» Task to complete
Below are some records; work out how many of their lines contain "xlabel" and give the number only.

» Provided records
============

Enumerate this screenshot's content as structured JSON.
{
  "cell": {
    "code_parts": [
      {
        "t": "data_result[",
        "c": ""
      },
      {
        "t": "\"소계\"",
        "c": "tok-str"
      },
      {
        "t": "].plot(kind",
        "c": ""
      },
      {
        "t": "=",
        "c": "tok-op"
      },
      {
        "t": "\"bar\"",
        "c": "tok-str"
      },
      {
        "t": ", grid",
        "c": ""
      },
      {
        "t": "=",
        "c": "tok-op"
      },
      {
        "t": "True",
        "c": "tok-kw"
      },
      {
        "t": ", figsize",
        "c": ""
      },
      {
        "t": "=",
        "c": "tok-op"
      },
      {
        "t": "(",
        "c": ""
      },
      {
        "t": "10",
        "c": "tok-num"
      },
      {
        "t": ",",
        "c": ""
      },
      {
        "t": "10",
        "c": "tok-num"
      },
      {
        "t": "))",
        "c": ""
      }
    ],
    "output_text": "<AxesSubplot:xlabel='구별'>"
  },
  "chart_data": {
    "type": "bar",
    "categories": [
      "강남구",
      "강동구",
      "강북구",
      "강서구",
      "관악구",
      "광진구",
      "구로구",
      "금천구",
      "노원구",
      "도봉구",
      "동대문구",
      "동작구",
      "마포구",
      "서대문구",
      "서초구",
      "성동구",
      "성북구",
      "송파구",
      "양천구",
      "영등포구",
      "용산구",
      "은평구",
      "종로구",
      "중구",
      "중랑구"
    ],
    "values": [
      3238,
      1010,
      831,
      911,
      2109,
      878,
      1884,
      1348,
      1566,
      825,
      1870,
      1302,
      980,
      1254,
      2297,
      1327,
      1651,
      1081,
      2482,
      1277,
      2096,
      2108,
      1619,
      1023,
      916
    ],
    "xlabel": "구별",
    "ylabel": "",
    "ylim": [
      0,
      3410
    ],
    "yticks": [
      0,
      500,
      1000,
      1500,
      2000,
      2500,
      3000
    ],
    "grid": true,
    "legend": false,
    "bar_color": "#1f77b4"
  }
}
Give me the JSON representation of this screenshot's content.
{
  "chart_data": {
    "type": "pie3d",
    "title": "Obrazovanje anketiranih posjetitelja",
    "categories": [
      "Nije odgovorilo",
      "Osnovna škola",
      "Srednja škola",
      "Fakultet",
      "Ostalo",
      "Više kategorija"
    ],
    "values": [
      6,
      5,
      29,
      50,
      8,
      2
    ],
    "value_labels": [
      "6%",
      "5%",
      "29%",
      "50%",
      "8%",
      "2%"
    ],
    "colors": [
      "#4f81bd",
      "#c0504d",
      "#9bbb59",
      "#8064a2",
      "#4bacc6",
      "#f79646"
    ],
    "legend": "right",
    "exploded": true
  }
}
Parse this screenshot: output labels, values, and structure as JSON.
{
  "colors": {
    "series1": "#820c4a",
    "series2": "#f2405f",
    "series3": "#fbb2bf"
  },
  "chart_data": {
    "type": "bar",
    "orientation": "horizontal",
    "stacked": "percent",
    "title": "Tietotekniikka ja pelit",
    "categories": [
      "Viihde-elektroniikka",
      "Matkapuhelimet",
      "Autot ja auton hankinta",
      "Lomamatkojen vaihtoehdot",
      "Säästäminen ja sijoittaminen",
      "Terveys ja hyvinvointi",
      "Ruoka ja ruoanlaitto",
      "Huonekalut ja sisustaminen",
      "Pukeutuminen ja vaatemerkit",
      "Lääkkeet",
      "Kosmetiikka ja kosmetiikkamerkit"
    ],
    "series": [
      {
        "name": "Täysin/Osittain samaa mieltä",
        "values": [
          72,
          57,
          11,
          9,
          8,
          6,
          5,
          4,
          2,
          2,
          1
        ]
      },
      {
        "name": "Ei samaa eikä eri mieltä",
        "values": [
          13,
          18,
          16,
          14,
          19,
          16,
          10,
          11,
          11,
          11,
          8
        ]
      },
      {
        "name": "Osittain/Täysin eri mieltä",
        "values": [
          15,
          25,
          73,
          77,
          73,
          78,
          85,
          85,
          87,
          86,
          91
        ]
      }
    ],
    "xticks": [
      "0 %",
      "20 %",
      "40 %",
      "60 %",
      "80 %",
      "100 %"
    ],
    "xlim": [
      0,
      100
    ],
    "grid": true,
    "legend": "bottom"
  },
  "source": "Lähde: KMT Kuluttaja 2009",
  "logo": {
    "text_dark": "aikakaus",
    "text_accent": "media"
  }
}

============

» Expected answer
2